Dataset records:
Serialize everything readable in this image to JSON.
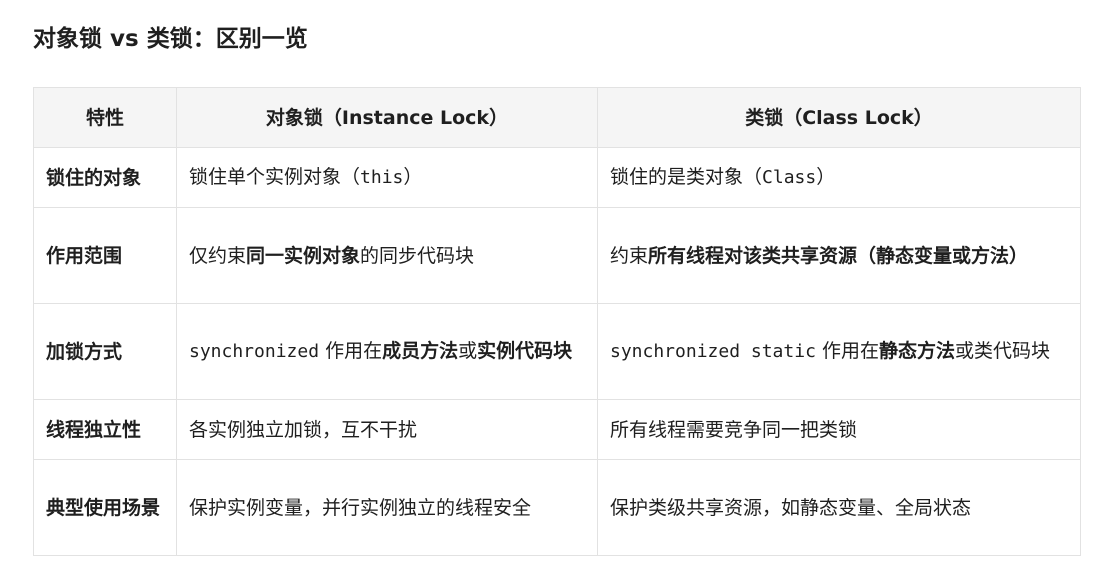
{
  "title": "对象锁 vs 类锁：区别一览",
  "table": {
    "headers": [
      "特性",
      "对象锁（Instance Lock）",
      "类锁（Class Lock）"
    ],
    "rows": [
      {
        "feature": "锁住的对象",
        "instance": {
          "pre": "锁住单个实例对象（",
          "code": "this",
          "post": "）"
        },
        "class": {
          "pre": "锁住的是类对象（",
          "code": "Class",
          "post": "）"
        }
      },
      {
        "feature": "作用范围",
        "instance": {
          "pre": "仅约束",
          "bold": "同一实例对象",
          "post": "的同步代码块"
        },
        "class": {
          "pre": "约束",
          "bold": "所有线程对该类共享资源（静态变量或方法）",
          "post": ""
        }
      },
      {
        "feature": "加锁方式",
        "instance": {
          "code": "synchronized",
          "pre": " 作用在",
          "bold1": "成员方法",
          "mid": "或",
          "bold2": "实例代码块"
        },
        "class": {
          "code": "synchronized static",
          "pre": " 作用在",
          "bold1": "静态方法",
          "mid": "或类代码块"
        }
      },
      {
        "feature": "线程独立性",
        "instance": {
          "text": "各实例独立加锁，互不干扰"
        },
        "class": {
          "text": "所有线程需要竞争同一把类锁"
        }
      },
      {
        "feature": "典型使用场景",
        "instance": {
          "text": "保护实例变量，并行实例独立的线程安全"
        },
        "class": {
          "text": "保护类级共享资源，如静态变量、全局状态"
        }
      }
    ]
  }
}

▸ Your instructions: Quote the data above in full and without alteration; skip the pictures.

▸ Complete response:
Serialize everything readable in this image to JSON.
{
  "title": "对象锁 vs 类锁：区别一览",
  "table": {
    "headers": [
      "特性",
      "对象锁（Instance Lock）",
      "类锁（Class Lock）"
    ],
    "rows": [
      {
        "feature": "锁住的对象",
        "instance": {
          "pre": "锁住单个实例对象（",
          "code": "this",
          "post": "）"
        },
        "class": {
          "pre": "锁住的是类对象（",
          "code": "Class",
          "post": "）"
        }
      },
      {
        "feature": "作用范围",
        "instance": {
          "pre": "仅约束",
          "bold": "同一实例对象",
          "post": "的同步代码块"
        },
        "class": {
          "pre": "约束",
          "bold": "所有线程对该类共享资源（静态变量或方法）",
          "post": ""
        }
      },
      {
        "feature": "加锁方式",
        "instance": {
          "code": "synchronized",
          "pre": " 作用在",
          "bold1": "成员方法",
          "mid": "或",
          "bold2": "实例代码块"
        },
        "class": {
          "code": "synchronized static",
          "pre": " 作用在",
          "bold1": "静态方法",
          "mid": "或类代码块"
        }
      },
      {
        "feature": "线程独立性",
        "instance": {
          "text": "各实例独立加锁，互不干扰"
        },
        "class": {
          "text": "所有线程需要竞争同一把类锁"
        }
      },
      {
        "feature": "典型使用场景",
        "instance": {
          "text": "保护实例变量，并行实例独立的线程安全"
        },
        "class": {
          "text": "保护类级共享资源，如静态变量、全局状态"
        }
      }
    ]
  }
}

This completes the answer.